-- Start PROVIDED MATERIAL --

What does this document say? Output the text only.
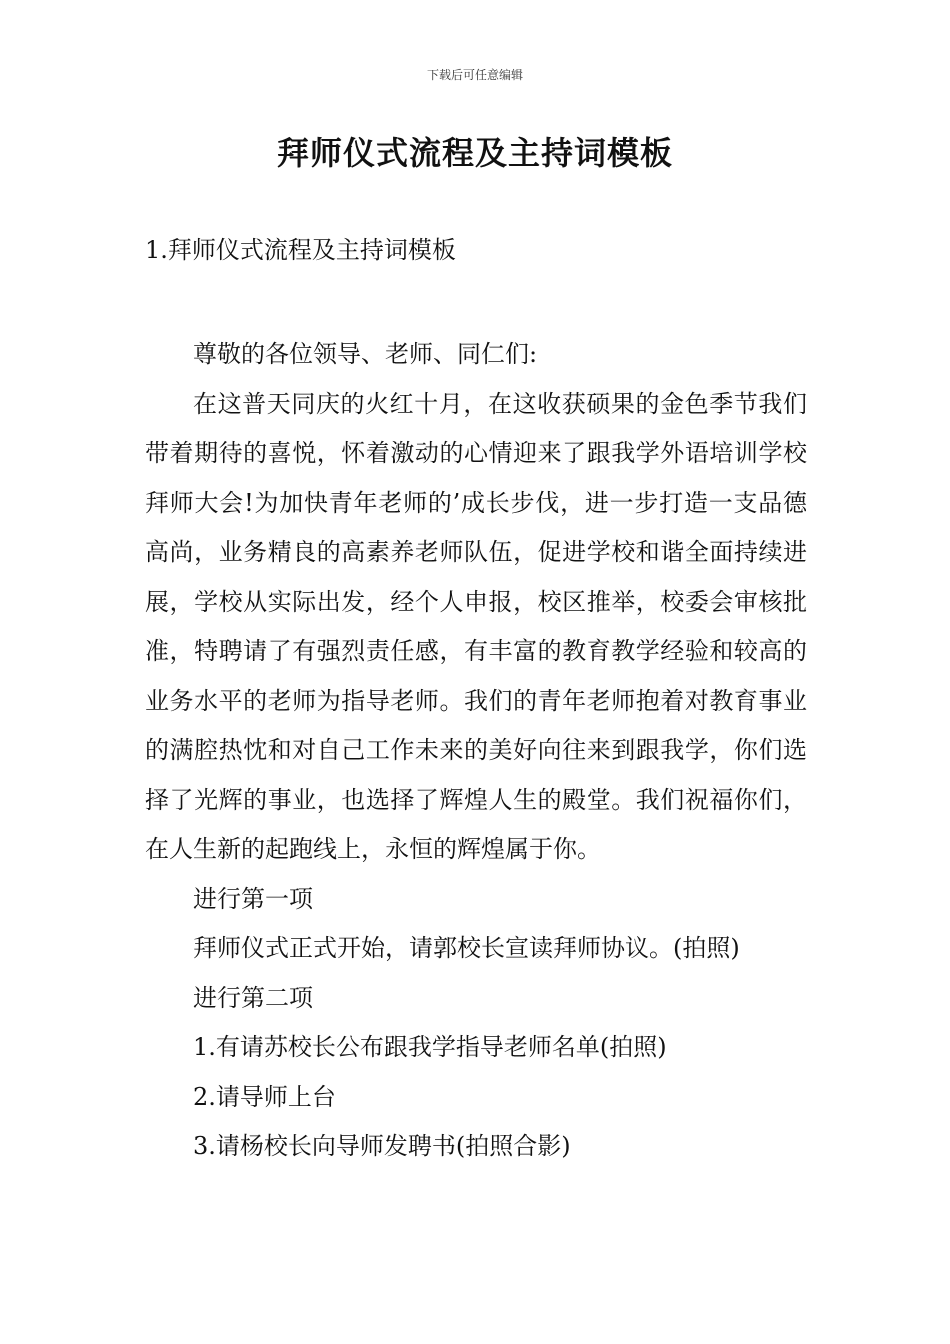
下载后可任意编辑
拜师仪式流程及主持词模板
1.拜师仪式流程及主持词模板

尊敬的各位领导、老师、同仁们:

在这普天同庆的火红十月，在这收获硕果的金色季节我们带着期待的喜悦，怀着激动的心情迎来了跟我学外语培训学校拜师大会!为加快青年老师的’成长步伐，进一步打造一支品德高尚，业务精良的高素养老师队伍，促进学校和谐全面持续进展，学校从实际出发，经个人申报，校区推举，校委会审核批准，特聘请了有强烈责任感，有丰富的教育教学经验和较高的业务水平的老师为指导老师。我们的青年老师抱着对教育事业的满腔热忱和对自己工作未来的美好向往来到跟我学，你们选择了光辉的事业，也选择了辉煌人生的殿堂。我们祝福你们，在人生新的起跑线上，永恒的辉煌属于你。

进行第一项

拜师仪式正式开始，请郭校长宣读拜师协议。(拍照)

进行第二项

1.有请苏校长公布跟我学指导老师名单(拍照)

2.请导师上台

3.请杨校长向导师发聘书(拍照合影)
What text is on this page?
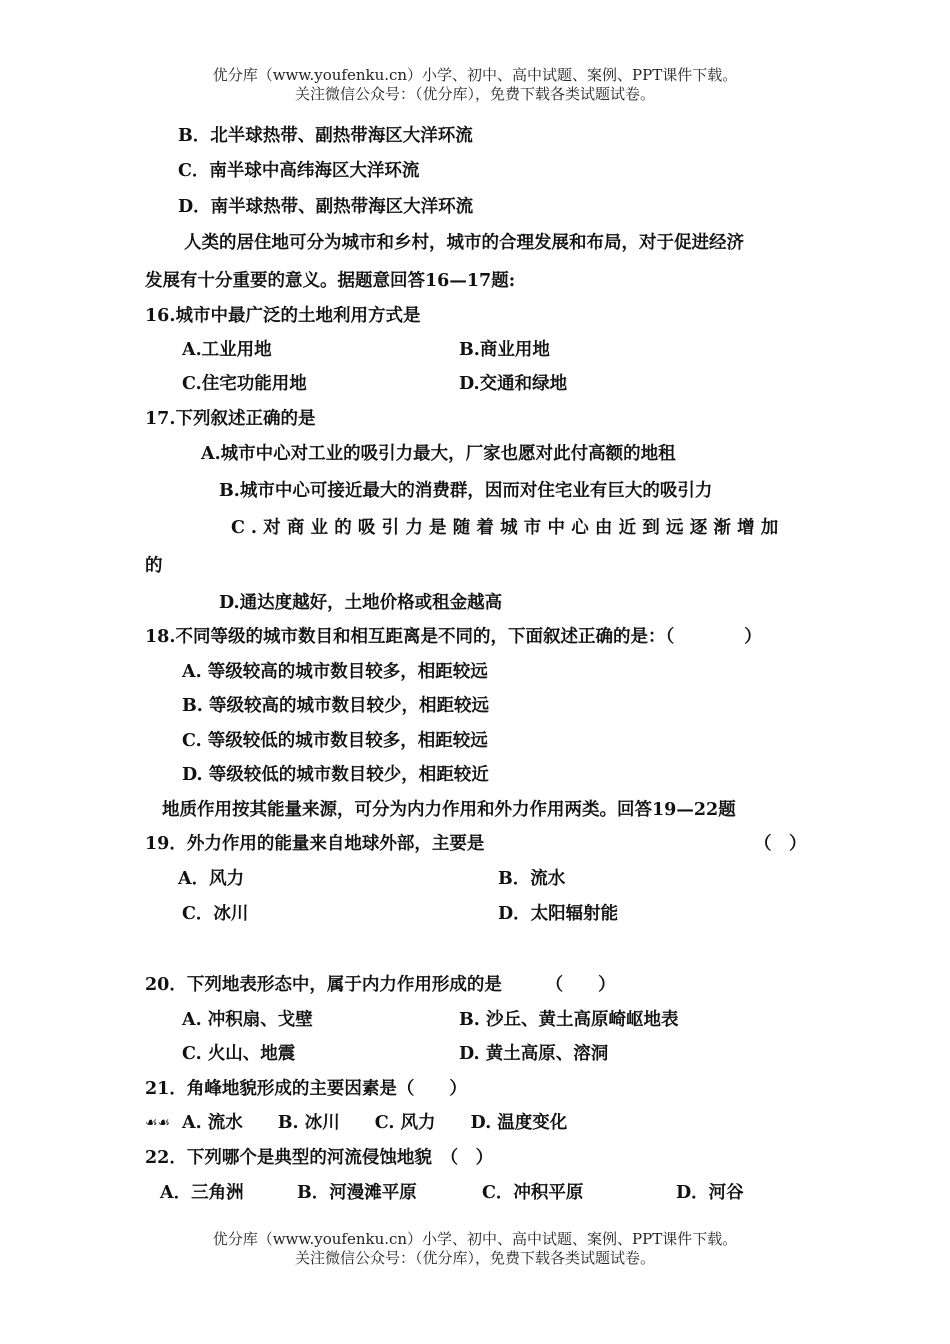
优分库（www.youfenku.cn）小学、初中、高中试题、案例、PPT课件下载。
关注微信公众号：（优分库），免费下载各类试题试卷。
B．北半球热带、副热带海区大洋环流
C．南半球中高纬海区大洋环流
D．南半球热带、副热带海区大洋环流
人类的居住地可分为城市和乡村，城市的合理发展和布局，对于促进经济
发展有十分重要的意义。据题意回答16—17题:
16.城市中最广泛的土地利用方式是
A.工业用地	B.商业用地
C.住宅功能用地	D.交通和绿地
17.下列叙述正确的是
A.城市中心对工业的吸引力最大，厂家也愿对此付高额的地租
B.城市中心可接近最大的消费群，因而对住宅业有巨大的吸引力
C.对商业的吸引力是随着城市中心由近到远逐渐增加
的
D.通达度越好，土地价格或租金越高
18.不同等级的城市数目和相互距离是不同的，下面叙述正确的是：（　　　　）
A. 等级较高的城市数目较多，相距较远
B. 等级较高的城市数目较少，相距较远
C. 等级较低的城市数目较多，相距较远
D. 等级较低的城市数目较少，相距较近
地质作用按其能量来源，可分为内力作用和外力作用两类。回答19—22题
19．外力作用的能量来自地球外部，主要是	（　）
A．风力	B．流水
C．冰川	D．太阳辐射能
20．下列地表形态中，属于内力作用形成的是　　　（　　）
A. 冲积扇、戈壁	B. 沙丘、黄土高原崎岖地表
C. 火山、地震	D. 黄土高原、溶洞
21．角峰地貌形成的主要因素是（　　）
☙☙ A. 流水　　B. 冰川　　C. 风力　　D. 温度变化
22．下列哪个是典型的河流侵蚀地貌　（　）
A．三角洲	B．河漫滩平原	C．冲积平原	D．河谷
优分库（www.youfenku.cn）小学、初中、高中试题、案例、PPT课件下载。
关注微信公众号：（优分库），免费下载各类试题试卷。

-- End PROVIDED MATERIAL --

> WRITTEN PROBLEM: Which lines above hold the word "What"? Copy each of them.

> SOLVED EXERCISE:
What does this document say? Output the text only.
What text is on this page?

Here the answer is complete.